Source records
— start —

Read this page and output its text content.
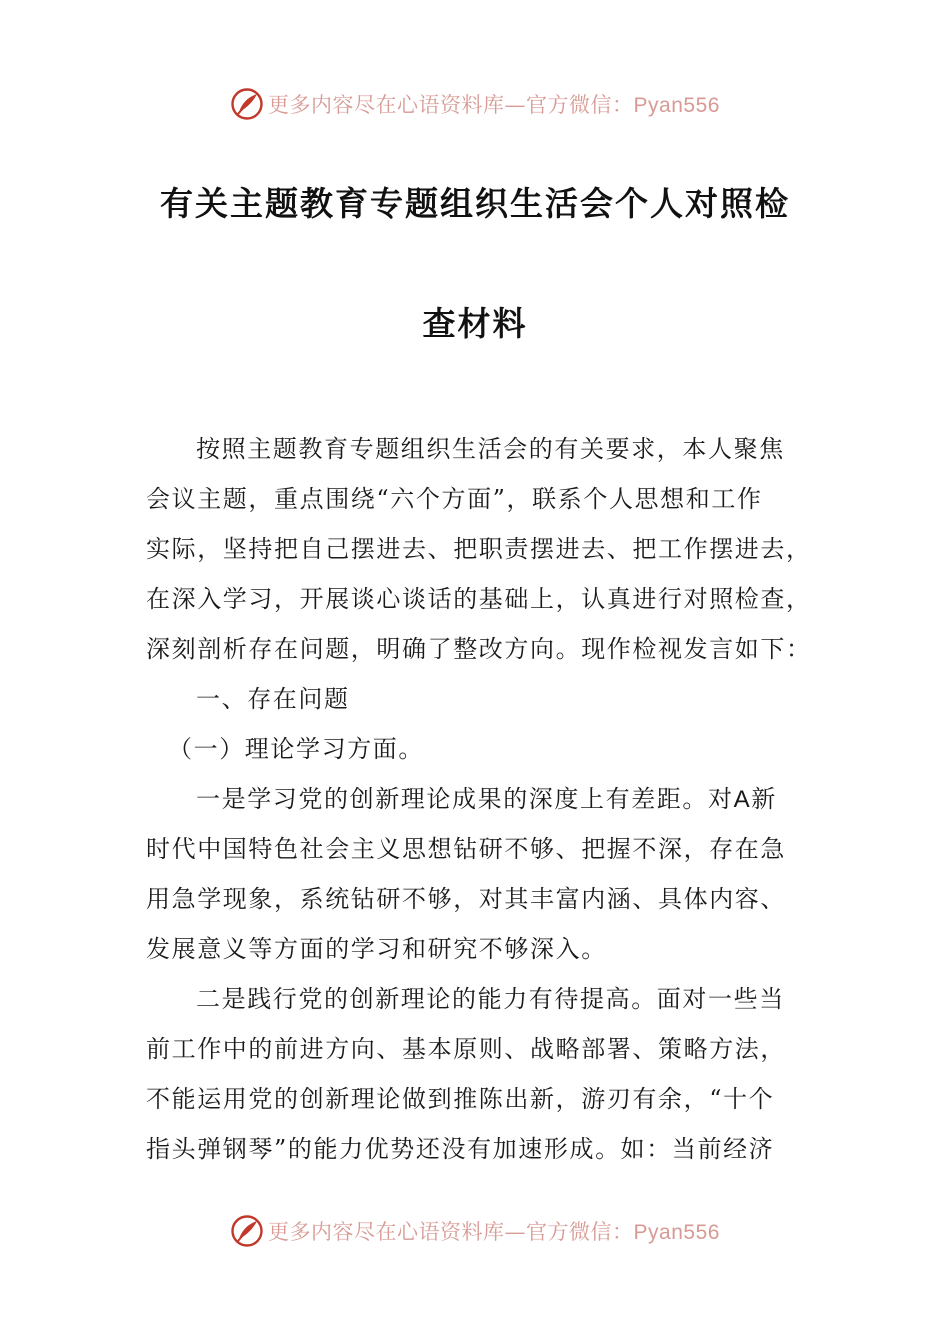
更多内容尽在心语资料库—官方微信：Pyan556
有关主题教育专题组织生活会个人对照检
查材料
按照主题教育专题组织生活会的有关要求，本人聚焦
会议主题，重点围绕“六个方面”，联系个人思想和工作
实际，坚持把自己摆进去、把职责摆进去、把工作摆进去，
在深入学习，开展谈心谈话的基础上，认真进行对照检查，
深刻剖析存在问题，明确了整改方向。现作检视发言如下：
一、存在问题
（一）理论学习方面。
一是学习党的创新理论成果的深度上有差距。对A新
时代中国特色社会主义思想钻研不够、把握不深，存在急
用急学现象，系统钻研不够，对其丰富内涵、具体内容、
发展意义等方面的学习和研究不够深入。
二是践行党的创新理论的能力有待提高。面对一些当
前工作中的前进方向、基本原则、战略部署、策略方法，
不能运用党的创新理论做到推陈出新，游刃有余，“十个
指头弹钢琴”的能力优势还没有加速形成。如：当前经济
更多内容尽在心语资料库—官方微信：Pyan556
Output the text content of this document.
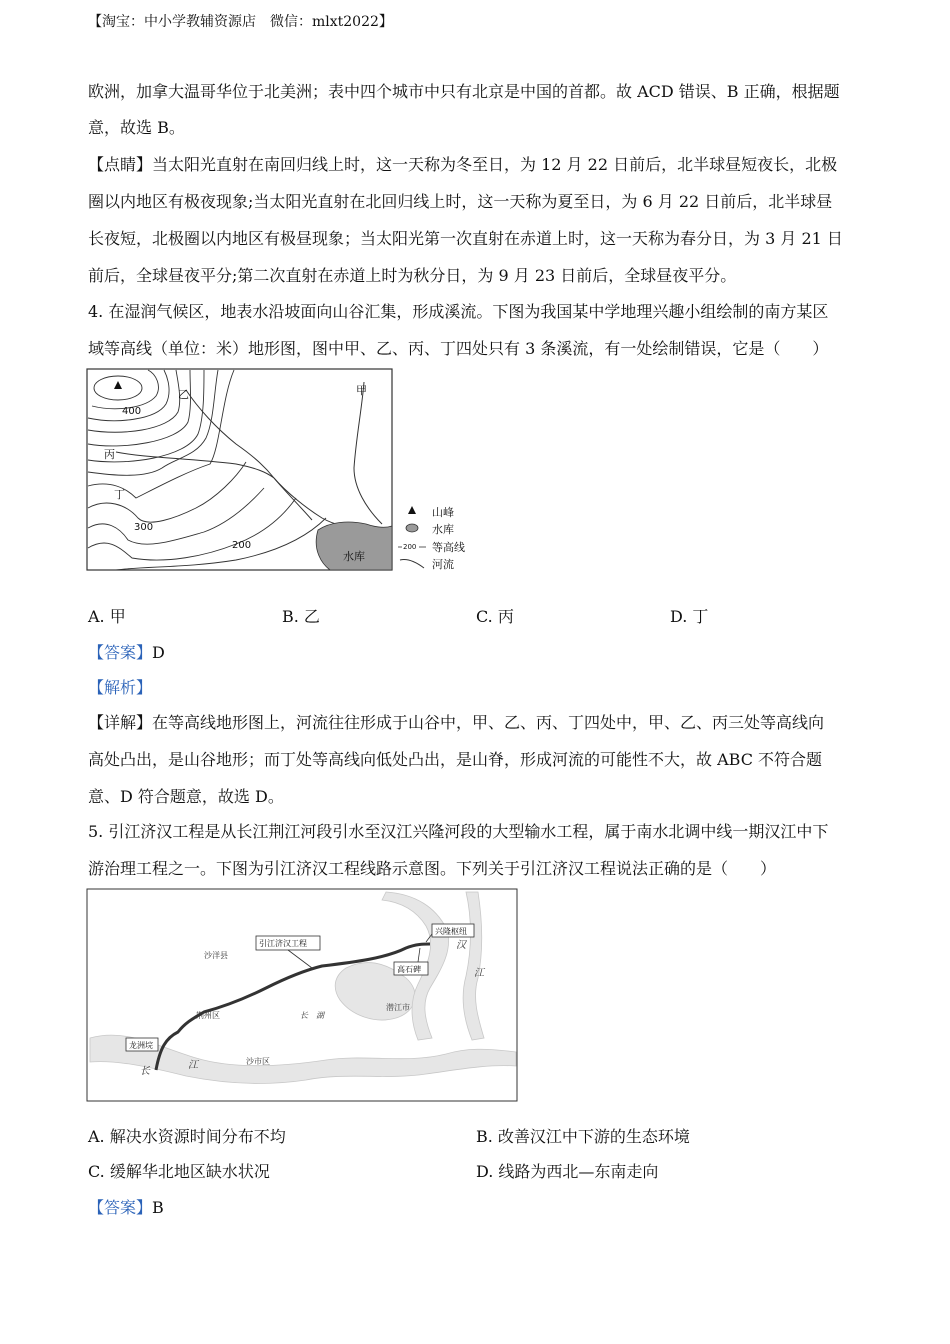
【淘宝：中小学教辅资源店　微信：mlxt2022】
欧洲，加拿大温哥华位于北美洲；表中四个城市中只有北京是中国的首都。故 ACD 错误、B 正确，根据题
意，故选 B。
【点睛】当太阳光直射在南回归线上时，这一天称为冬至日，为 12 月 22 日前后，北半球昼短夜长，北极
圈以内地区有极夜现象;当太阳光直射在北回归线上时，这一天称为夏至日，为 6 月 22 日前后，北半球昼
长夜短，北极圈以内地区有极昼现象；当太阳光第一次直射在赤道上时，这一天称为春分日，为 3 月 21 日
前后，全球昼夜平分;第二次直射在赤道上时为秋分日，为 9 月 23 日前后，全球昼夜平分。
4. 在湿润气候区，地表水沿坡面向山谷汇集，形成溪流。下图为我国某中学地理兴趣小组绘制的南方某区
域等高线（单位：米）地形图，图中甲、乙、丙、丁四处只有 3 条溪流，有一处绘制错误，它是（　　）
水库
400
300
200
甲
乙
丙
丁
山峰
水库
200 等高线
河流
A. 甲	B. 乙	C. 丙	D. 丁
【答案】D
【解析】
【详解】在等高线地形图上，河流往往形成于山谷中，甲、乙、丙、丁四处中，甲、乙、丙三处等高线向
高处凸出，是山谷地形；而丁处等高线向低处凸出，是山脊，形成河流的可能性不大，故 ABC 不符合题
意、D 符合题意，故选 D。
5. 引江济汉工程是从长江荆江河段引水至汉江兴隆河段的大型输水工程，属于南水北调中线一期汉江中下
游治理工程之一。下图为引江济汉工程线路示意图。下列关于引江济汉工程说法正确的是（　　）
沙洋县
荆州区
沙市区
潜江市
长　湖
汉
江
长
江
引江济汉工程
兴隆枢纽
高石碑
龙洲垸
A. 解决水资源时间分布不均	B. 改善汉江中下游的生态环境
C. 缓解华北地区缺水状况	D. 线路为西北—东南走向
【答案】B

— end —
— start —

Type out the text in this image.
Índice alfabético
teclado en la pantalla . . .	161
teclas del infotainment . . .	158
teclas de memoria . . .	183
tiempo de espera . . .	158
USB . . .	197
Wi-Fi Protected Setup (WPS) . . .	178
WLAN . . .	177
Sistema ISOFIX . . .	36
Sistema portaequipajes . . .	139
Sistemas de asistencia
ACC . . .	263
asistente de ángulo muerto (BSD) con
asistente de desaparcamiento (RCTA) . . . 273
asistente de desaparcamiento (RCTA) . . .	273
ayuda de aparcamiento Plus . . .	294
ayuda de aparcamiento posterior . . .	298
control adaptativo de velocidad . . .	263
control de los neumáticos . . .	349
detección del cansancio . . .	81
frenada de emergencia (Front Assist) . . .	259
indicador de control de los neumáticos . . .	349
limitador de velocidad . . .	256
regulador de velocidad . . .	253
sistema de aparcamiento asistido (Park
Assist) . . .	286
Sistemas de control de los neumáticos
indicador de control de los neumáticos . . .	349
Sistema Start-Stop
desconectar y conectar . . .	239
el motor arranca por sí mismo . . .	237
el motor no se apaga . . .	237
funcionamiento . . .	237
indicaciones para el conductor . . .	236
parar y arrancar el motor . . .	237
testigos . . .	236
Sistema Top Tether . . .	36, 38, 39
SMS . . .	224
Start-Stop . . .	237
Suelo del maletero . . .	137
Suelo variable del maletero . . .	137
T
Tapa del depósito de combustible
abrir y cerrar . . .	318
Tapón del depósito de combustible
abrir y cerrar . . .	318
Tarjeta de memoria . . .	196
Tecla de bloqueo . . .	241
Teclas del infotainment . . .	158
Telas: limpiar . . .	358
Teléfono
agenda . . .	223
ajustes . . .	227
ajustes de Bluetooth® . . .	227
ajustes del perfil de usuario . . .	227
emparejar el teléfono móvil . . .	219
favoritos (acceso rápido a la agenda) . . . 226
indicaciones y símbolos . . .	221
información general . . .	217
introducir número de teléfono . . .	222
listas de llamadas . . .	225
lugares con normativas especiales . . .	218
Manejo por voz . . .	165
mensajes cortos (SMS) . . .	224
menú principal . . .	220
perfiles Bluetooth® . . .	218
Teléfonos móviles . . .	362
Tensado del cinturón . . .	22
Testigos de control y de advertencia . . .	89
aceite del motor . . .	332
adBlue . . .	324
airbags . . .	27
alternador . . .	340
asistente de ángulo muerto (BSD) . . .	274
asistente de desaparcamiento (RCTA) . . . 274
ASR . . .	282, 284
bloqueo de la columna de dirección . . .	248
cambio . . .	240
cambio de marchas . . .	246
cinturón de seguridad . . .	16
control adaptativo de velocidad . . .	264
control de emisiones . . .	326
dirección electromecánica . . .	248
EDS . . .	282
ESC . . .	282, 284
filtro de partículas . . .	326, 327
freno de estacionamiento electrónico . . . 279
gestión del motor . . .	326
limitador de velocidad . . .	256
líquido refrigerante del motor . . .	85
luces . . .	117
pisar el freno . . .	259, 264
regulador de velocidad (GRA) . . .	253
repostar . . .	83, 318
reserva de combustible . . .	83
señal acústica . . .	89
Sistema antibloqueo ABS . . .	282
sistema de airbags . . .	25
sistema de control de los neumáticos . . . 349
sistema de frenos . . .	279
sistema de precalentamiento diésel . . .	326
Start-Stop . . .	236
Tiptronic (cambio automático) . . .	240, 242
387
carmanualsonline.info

— end —

- Short problem -
Gather all the lines that include the word "velocidad" and copy them out.

- Result of the exercise -
control adaptativo de velocidad . . .	263
limitador de velocidad . . .	256
regulador de velocidad . . .	253
control adaptativo de velocidad . . .	264
limitador de velocidad . . .	256
regulador de velocidad (GRA) . . .	253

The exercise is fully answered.